--- Begin ---

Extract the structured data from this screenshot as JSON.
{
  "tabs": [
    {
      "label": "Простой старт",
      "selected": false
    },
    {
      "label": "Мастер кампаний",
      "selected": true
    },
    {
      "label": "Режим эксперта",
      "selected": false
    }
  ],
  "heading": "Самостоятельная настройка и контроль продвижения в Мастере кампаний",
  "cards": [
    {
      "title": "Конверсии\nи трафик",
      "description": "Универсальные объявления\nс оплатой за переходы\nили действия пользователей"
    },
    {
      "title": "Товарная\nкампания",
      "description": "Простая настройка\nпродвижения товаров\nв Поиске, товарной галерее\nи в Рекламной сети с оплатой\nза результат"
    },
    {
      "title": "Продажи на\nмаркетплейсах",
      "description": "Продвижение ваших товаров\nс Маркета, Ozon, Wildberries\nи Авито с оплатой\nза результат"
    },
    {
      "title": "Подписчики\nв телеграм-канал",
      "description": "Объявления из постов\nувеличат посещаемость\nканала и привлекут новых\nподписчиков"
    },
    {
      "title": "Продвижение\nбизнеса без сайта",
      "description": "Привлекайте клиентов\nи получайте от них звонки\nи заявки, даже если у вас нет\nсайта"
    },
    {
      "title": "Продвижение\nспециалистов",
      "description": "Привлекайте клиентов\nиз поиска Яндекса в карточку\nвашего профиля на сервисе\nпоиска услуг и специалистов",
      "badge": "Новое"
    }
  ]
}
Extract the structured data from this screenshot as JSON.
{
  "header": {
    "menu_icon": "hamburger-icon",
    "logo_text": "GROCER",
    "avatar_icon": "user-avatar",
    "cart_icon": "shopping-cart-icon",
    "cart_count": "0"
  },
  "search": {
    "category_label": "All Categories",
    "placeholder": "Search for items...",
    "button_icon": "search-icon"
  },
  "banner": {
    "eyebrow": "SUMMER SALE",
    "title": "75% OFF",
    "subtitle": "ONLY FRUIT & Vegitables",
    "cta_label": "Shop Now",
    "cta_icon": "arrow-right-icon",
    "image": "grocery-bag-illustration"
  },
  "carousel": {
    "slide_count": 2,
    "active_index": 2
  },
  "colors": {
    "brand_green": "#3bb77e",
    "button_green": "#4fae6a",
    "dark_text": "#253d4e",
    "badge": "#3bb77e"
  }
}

--- End ---

- **AIM OF THE EXERCISE**: Please reproduce all of the entries exactly as they stand.

- **TASK RESULT**:
Extract the structured data from this screenshot as JSON.
{
  "tabs": [
    {
      "label": "Простой старт",
      "selected": false
    },
    {
      "label": "Мастер кампаний",
      "selected": true
    },
    {
      "label": "Режим эксперта",
      "selected": false
    }
  ],
  "heading": "Самостоятельная настройка и контроль продвижения в Мастере кампаний",
  "cards": [
    {
      "title": "Конверсии\nи трафик",
      "description": "Универсальные объявления\nс оплатой за переходы\nили действия пользователей"
    },
    {
      "title": "Товарная\nкампания",
      "description": "Простая настройка\nпродвижения товаров\nв Поиске, товарной галерее\nи в Рекламной сети с оплатой\nза результат"
    },
    {
      "title": "Продажи на\nмаркетплейсах",
      "description": "Продвижение ваших товаров\nс Маркета, Ozon, Wildberries\nи Авито с оплатой\nза результат"
    },
    {
      "title": "Подписчики\nв телеграм-канал",
      "description": "Объявления из постов\nувеличат посещаемость\nканала и привлекут новых\nподписчиков"
    },
    {
      "title": "Продвижение\nбизнеса без сайта",
      "description": "Привлекайте клиентов\nи получайте от них звонки\nи заявки, даже если у вас нет\nсайта"
    },
    {
      "title": "Продвижение\nспециалистов",
      "description": "Привлекайте клиентов\nиз поиска Яндекса в карточку\nвашего профиля на сервисе\nпоиска услуг и специалистов",
      "badge": "Новое"
    }
  ]
}
Extract the structured data from this screenshot as JSON.
{
  "header": {
    "menu_icon": "hamburger-icon",
    "logo_text": "GROCER",
    "avatar_icon": "user-avatar",
    "cart_icon": "shopping-cart-icon",
    "cart_count": "0"
  },
  "search": {
    "category_label": "All Categories",
    "placeholder": "Search for items...",
    "button_icon": "search-icon"
  },
  "banner": {
    "eyebrow": "SUMMER SALE",
    "title": "75% OFF",
    "subtitle": "ONLY FRUIT & Vegitables",
    "cta_label": "Shop Now",
    "cta_icon": "arrow-right-icon",
    "image": "grocery-bag-illustration"
  },
  "carousel": {
    "slide_count": 2,
    "active_index": 2
  },
  "colors": {
    "brand_green": "#3bb77e",
    "button_green": "#4fae6a",
    "dark_text": "#253d4e",
    "badge": "#3bb77e"
  }
}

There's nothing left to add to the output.